== Document text ==
Getting rocks to stick to the surface

Hi all :slight_smile:

I’ve attempted to follow two tutorials where rocks are used in particle systems - in both cases, my rocks end up floating in the air, under the ground, all sorts of places but sticking to the ground! The tutors never make mention of this - theirs simply work without comment. With some messing about, I’ve found that there seems to be a relationship to the pivot point and/or the origin, as to how the replicated instance conforms to the emitting base, but haven’t quite figured out what it is - there are so many possible combinations.

Another problem is that mine don’t distribute according to the weight-painting - they are all over the place. Another thing the tutors don’t mention - it simply works for them!

The attached is a simple mockup of a much larger project I’m trying to complete.

Any assistance will be greatly appreciated :slight_smile:rockmockup.blend (1.26 MB)

Where is the median point of your rocks?


To get the rock distribution to follow the weight paint, set the particle settings vertex group ‘density’ to the name of the weight paint group {‘ground’ in your blend}

When I look at the particle system the rocks are ‘grounded’ :eyebrowlift:

Hope this helps


Thanks Martin, that sorted one aspect - I’ve got the replications on my main project to at least generally follow the weight-painting. The placement of the trees and rocks are still all over the place and I can’t make sense of it, even after watching the video over and over for hours

@ArMan - by median point, I’m guessing “pivot point” or “hot point” in other software? If so, they are set to the bottom of the rocks, and location, rotation, scale applied.

I guess I’m looking for advice on general principles for applying instancing. Do modifiers such as multiresolution and displacement have to be applied before making particle systems? Are particle systems the only/best method of doing instancing in Blender? Is the hair setting the accepted method? Do pivot points play a determining role? If so, where should they be placed in relation to the object being replicated?

Please excuse the many questions - only way to learn :slight_smile:


Round up of your questions …

I don’t know any other software, and in Blender the point is usually called the ‘origin’ {see menu ‘Object->origin to …’}
Whenever you have a particle it appears with the origin at the spawning point
So for trees and rocks and such having it on the bottom is fine

You do not need to apply modifiers … but … if you want the particles to take into account the modifiers there is a check box for the particle system on the properties ‘Particles->emission’ for ‘Use Modfier Stack’
So for example if this was NOT checked, and you had a displacement on the object, the particles would spawn at the unmodified position of the geometry

You can also instance objects in other ways.

== Material shown ==
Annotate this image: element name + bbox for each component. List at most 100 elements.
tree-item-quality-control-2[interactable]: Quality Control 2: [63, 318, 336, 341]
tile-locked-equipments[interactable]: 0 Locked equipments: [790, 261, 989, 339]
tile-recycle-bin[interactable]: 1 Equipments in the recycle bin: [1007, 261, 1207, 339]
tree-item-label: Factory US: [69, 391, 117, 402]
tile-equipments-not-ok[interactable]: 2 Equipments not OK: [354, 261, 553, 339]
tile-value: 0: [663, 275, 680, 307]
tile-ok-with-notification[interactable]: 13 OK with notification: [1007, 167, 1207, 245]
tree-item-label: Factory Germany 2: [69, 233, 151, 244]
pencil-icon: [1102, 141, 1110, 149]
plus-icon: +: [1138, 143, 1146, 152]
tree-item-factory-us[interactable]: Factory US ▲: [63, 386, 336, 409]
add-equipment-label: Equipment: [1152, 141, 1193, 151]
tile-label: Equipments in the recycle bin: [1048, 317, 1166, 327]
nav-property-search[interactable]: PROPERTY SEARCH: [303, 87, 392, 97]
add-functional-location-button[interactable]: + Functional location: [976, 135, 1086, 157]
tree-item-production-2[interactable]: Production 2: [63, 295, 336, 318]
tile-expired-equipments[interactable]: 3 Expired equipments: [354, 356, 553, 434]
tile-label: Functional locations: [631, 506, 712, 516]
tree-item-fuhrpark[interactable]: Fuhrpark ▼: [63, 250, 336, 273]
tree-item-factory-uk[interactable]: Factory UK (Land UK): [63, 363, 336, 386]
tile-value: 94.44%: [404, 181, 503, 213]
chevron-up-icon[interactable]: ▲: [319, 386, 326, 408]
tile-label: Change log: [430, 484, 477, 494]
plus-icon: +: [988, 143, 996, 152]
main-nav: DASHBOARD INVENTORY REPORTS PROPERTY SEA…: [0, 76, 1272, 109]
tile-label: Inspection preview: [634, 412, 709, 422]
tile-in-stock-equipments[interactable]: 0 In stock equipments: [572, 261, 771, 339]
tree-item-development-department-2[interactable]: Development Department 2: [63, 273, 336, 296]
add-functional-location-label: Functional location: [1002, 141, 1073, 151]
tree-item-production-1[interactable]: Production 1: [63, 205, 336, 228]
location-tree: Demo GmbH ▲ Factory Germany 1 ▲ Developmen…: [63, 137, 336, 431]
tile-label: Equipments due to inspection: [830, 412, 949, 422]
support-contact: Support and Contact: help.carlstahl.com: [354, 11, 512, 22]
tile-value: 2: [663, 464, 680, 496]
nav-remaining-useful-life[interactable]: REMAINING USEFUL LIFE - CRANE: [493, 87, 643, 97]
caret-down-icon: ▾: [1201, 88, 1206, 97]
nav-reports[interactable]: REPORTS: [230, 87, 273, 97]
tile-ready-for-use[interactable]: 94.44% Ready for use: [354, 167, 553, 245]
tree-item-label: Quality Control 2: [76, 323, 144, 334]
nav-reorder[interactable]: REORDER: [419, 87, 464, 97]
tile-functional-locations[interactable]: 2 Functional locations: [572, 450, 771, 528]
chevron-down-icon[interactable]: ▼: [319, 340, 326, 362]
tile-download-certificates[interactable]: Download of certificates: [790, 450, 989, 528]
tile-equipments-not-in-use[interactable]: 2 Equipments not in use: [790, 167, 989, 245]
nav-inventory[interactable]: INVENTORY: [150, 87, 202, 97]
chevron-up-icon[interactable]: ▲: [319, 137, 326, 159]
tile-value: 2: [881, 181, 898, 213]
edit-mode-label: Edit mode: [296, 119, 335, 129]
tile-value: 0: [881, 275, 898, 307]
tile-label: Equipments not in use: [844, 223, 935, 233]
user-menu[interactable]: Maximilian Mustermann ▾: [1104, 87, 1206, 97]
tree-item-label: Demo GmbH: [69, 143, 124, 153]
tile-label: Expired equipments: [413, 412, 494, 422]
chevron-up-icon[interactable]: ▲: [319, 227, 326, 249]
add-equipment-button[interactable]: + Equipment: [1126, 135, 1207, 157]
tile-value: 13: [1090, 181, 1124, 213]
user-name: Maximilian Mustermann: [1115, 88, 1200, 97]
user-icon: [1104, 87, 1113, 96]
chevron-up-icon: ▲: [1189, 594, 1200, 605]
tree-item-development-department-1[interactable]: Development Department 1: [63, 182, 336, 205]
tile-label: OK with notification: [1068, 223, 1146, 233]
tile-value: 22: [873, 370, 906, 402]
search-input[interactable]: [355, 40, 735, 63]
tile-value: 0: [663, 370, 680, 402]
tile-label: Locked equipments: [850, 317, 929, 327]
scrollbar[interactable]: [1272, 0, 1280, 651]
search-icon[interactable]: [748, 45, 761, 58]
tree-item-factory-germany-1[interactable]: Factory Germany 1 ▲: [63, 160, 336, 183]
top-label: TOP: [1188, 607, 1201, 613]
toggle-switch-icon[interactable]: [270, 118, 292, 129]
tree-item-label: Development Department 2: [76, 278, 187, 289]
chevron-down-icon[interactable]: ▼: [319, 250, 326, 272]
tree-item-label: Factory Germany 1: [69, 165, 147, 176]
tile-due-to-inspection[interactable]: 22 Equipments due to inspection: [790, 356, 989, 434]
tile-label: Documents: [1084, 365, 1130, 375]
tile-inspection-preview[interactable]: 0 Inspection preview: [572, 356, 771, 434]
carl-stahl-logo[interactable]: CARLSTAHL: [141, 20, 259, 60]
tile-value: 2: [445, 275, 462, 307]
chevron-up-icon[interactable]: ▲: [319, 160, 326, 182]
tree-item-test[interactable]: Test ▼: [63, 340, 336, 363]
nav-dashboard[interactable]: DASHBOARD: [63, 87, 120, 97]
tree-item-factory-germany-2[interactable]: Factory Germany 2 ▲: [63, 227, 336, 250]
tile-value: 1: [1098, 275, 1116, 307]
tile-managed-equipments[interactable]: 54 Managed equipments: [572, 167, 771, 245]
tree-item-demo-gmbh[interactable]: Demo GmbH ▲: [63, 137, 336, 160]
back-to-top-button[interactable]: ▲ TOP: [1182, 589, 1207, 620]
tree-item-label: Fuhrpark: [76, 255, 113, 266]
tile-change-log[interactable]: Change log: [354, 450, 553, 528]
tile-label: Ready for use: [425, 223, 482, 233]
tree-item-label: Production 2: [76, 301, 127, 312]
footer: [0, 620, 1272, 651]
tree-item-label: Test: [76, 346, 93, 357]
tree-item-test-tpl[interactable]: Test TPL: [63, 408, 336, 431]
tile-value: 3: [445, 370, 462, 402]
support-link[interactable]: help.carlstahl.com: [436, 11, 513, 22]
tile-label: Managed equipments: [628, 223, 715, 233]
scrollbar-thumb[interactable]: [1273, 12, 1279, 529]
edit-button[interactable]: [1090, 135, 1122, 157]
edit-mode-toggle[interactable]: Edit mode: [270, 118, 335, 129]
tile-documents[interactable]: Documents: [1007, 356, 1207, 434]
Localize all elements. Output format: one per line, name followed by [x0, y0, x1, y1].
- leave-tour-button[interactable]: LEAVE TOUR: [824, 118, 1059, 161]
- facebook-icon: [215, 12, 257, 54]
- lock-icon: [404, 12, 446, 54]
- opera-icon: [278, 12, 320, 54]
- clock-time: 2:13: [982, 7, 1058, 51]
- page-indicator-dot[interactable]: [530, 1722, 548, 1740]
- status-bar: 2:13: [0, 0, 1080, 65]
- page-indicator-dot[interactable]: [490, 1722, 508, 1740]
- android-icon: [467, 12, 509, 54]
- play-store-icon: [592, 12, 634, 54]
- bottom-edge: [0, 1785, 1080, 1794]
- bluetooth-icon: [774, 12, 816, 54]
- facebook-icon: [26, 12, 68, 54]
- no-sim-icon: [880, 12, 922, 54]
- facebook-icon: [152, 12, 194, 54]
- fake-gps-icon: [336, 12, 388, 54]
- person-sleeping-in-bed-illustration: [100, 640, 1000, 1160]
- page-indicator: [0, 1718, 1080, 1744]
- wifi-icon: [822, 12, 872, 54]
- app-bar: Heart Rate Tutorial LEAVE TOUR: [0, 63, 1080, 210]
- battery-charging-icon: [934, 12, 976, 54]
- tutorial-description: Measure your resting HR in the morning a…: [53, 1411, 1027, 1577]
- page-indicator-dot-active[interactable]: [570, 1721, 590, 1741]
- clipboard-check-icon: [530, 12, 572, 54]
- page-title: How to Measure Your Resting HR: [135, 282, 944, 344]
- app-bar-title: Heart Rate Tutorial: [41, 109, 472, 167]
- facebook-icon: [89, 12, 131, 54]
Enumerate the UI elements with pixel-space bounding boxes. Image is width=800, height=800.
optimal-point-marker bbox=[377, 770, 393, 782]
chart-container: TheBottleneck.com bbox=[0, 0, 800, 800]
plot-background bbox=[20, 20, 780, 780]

== Written problem 1 ==
Write out the passage from the Blender rocks thread, starting at "When I look" and ending at "rotation, scale applied.".
== Written problem 2 ==
In the Blender rocks thread, what is the point usually called in Blender, according to the reply that rounds up the questions?

== Task answer 1 ==
When I look at the particle system the rocks are ‘grounded’ :eyebrowlift:

Hope this helps


Thanks Martin, that sorted one aspect - I’ve got the replications on my main project to at least generally follow the weight-painting. The placement of the trees and rocks are still all over the place and I can’t make sense of it, even after watching the video over and over for hours

@ArMan - by median point, I’m guessing “pivot point” or “hot point” in other software? If so, they are set to the bottom of the rocks, and location, rotation, scale applied.

== Task answer 2 ==
The origin.